[Records from a collection]
--- BEGIN ---

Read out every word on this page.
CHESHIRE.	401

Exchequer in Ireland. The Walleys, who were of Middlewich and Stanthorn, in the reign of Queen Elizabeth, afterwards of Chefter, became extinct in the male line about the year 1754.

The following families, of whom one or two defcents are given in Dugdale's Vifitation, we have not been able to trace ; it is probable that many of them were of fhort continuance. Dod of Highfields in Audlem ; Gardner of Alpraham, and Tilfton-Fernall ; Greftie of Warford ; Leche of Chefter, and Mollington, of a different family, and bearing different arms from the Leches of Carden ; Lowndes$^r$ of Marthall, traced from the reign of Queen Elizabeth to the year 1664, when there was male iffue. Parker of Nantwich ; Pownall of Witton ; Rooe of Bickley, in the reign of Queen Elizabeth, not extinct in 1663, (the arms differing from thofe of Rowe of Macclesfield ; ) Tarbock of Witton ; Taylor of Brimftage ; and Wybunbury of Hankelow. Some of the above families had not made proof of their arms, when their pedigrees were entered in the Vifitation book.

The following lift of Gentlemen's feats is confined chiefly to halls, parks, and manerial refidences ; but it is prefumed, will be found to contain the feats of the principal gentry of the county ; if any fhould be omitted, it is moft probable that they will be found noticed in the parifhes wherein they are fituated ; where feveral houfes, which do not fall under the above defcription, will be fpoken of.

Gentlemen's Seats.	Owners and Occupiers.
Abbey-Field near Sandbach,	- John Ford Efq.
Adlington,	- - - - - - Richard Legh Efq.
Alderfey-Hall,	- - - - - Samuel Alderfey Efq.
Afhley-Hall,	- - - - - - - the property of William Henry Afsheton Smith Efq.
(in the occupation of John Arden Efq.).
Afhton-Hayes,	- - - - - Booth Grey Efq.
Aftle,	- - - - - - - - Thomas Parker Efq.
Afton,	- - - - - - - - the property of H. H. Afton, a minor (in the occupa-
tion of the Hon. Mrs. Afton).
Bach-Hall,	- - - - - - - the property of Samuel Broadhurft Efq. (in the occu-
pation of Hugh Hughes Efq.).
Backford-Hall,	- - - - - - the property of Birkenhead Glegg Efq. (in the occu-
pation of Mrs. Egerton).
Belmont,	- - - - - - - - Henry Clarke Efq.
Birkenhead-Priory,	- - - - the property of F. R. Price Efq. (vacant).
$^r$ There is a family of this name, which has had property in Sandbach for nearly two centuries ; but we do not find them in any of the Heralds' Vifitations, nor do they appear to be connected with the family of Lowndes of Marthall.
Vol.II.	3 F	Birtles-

--- END ---

Goal =>
Return all of the data word for word.

Answer for this exercise =>
Read out every word on this page.
CHESHIRE.	401

Exchequer in Ireland. The Walleys, who were of Middlewich and Stanthorn, in the reign of Queen Elizabeth, afterwards of Chefter, became extinct in the male line about the year 1754.

The following families, of whom one or two defcents are given in Dugdale's Vifitation, we have not been able to trace ; it is probable that many of them were of fhort continuance. Dod of Highfields in Audlem ; Gardner of Alpraham, and Tilfton-Fernall ; Greftie of Warford ; Leche of Chefter, and Mollington, of a different family, and bearing different arms from the Leches of Carden ; Lowndes$^r$ of Marthall, traced from the reign of Queen Elizabeth to the year 1664, when there was male iffue. Parker of Nantwich ; Pownall of Witton ; Rooe of Bickley, in the reign of Queen Elizabeth, not extinct in 1663, (the arms differing from thofe of Rowe of Macclesfield ; ) Tarbock of Witton ; Taylor of Brimftage ; and Wybunbury of Hankelow. Some of the above families had not made proof of their arms, when their pedigrees were entered in the Vifitation book.

The following lift of Gentlemen's feats is confined chiefly to halls, parks, and manerial refidences ; but it is prefumed, will be found to contain the feats of the principal gentry of the county ; if any fhould be omitted, it is moft probable that they will be found noticed in the parifhes wherein they are fituated ; where feveral houfes, which do not fall under the above defcription, will be fpoken of.

Gentlemen's Seats.	Owners and Occupiers.
Abbey-Field near Sandbach,	- John Ford Efq.
Adlington,	- - - - - - Richard Legh Efq.
Alderfey-Hall,	- - - - - Samuel Alderfey Efq.
Afhley-Hall,	- - - - - - - the property of William Henry Afsheton Smith Efq.
(in the occupation of John Arden Efq.).
Afhton-Hayes,	- - - - - Booth Grey Efq.
Aftle,	- - - - - - - - Thomas Parker Efq.
Afton,	- - - - - - - - the property of H. H. Afton, a minor (in the occupa-
tion of the Hon. Mrs. Afton).
Bach-Hall,	- - - - - - - the property of Samuel Broadhurft Efq. (in the occu-
pation of Hugh Hughes Efq.).
Backford-Hall,	- - - - - - the property of Birkenhead Glegg Efq. (in the occu-
pation of Mrs. Egerton).
Belmont,	- - - - - - - - Henry Clarke Efq.
Birkenhead-Priory,	- - - - the property of F. R. Price Efq. (vacant).
$^r$ There is a family of this name, which has had property in Sandbach for nearly two centuries ; but we do not find them in any of the Heralds' Vifitations, nor do they appear to be connected with the family of Lowndes of Marthall.
Vol.II.	3 F	Birtles-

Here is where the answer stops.